● PROBLEM TO WORK ON
Search the listing below for "JSON". Copy each matching line.

[Data excerpts]

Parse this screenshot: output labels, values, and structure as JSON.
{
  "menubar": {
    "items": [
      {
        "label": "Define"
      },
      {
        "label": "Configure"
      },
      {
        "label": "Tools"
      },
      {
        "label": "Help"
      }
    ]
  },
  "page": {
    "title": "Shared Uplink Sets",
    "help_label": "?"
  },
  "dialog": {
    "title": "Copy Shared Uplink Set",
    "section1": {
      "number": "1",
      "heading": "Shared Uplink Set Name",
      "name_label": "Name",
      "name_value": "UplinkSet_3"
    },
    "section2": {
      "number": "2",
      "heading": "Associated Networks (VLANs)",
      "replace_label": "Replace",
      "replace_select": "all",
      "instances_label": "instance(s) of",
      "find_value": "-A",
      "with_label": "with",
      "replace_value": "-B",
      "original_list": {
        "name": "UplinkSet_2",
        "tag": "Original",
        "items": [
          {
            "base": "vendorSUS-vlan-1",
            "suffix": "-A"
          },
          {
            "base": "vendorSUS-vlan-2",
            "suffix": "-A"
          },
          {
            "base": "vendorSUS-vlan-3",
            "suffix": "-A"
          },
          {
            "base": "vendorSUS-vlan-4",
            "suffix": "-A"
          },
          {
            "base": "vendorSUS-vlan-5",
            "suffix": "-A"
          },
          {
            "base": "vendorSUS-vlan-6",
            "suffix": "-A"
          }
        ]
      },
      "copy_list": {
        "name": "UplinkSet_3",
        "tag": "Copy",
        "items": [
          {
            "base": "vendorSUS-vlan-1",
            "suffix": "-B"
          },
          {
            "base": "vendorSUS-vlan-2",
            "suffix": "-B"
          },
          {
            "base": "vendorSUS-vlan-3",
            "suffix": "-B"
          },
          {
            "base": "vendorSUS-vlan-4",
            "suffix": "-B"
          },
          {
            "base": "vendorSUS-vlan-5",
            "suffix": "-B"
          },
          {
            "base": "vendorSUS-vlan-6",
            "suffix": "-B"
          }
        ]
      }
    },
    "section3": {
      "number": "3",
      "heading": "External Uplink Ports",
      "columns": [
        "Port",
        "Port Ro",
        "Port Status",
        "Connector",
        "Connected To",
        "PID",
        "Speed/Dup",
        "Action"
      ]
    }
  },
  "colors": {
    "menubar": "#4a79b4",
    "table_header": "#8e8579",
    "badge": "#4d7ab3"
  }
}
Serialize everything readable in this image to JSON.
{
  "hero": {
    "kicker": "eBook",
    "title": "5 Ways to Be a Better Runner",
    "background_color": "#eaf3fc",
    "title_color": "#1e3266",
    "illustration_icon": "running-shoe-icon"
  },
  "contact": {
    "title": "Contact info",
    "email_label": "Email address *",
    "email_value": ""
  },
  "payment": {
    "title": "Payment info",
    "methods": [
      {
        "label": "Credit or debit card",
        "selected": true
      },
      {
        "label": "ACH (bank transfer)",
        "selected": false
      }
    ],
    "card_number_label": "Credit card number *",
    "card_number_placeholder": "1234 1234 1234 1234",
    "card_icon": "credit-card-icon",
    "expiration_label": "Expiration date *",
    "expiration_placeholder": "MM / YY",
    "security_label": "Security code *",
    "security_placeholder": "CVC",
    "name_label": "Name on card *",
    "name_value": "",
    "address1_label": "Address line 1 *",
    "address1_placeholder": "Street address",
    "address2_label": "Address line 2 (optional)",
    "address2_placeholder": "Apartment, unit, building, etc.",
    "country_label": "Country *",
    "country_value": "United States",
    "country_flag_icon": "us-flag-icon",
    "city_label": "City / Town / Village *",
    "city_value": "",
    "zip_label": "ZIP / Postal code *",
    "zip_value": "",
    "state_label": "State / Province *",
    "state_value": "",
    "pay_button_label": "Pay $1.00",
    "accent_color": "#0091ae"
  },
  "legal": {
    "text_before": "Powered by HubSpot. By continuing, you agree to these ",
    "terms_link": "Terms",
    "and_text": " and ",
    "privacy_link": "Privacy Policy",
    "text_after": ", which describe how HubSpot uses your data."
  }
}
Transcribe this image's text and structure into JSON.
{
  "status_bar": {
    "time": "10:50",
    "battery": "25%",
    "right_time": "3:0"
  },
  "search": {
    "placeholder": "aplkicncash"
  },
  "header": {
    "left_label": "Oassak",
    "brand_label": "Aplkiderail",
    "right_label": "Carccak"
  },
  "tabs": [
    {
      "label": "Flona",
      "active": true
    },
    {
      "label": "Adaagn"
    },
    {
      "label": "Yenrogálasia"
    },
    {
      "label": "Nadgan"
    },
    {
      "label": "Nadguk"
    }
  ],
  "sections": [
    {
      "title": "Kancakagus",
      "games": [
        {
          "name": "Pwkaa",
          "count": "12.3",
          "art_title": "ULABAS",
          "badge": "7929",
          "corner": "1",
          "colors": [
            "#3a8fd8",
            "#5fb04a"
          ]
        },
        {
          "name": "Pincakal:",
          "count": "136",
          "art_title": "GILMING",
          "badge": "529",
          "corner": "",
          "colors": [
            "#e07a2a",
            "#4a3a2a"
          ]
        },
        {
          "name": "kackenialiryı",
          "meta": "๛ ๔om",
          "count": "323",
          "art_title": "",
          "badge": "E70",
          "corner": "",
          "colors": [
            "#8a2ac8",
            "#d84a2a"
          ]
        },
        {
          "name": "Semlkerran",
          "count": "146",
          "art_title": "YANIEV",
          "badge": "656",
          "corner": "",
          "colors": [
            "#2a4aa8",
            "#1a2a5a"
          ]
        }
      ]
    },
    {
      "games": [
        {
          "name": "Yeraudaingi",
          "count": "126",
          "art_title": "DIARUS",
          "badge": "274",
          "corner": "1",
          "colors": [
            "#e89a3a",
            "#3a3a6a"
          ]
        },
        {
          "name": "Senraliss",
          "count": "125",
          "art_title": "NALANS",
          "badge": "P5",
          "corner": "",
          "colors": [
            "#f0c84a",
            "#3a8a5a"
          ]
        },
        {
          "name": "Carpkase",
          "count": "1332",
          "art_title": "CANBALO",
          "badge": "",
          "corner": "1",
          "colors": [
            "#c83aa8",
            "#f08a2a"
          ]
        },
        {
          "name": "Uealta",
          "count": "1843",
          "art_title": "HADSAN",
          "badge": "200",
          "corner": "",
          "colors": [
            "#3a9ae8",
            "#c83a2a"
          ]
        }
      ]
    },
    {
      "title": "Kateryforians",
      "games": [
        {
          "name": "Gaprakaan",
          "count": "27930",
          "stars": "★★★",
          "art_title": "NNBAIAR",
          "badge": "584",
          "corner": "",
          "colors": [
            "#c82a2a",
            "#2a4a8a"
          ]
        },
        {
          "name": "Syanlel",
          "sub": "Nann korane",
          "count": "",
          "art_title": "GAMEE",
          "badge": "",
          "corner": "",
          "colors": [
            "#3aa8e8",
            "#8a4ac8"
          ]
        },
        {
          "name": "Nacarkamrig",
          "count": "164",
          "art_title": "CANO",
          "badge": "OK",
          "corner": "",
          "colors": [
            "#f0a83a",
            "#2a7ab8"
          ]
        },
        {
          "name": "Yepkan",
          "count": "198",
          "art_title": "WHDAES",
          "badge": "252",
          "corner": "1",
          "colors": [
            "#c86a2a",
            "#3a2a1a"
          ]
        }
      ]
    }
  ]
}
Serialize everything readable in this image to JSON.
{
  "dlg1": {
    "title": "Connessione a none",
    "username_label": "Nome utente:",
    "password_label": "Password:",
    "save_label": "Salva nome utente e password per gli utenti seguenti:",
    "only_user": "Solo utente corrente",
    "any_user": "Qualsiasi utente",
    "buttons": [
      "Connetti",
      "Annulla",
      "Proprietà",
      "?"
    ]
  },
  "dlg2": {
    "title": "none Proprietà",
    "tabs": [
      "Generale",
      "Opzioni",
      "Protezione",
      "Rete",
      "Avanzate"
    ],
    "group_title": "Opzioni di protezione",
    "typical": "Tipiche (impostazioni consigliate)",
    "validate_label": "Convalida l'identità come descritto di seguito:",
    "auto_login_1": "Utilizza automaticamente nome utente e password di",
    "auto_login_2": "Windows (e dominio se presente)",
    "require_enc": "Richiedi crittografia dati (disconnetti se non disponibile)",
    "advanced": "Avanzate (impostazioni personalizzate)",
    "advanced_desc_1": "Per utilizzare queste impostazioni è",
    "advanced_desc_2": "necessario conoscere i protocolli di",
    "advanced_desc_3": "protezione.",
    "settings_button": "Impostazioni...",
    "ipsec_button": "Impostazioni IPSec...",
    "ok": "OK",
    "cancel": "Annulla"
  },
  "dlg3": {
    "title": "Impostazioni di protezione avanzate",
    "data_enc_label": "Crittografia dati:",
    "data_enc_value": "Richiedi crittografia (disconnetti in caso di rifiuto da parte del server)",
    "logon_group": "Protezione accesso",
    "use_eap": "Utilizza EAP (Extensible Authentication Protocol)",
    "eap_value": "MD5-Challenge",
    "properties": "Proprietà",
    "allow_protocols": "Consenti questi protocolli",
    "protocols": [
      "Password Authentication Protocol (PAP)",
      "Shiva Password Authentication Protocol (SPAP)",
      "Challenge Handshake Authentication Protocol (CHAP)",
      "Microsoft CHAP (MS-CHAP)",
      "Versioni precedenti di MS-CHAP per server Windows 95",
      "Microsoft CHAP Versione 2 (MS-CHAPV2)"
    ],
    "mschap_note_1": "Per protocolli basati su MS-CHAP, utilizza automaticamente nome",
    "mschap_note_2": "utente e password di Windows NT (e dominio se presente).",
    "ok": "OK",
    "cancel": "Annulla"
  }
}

● ANSWER BELOW
Parse this screenshot: output labels, values, and structure as JSON.
Serialize everything readable in this image to JSON.
Transcribe this image's text and structure into JSON.
Serialize everything readable in this image to JSON.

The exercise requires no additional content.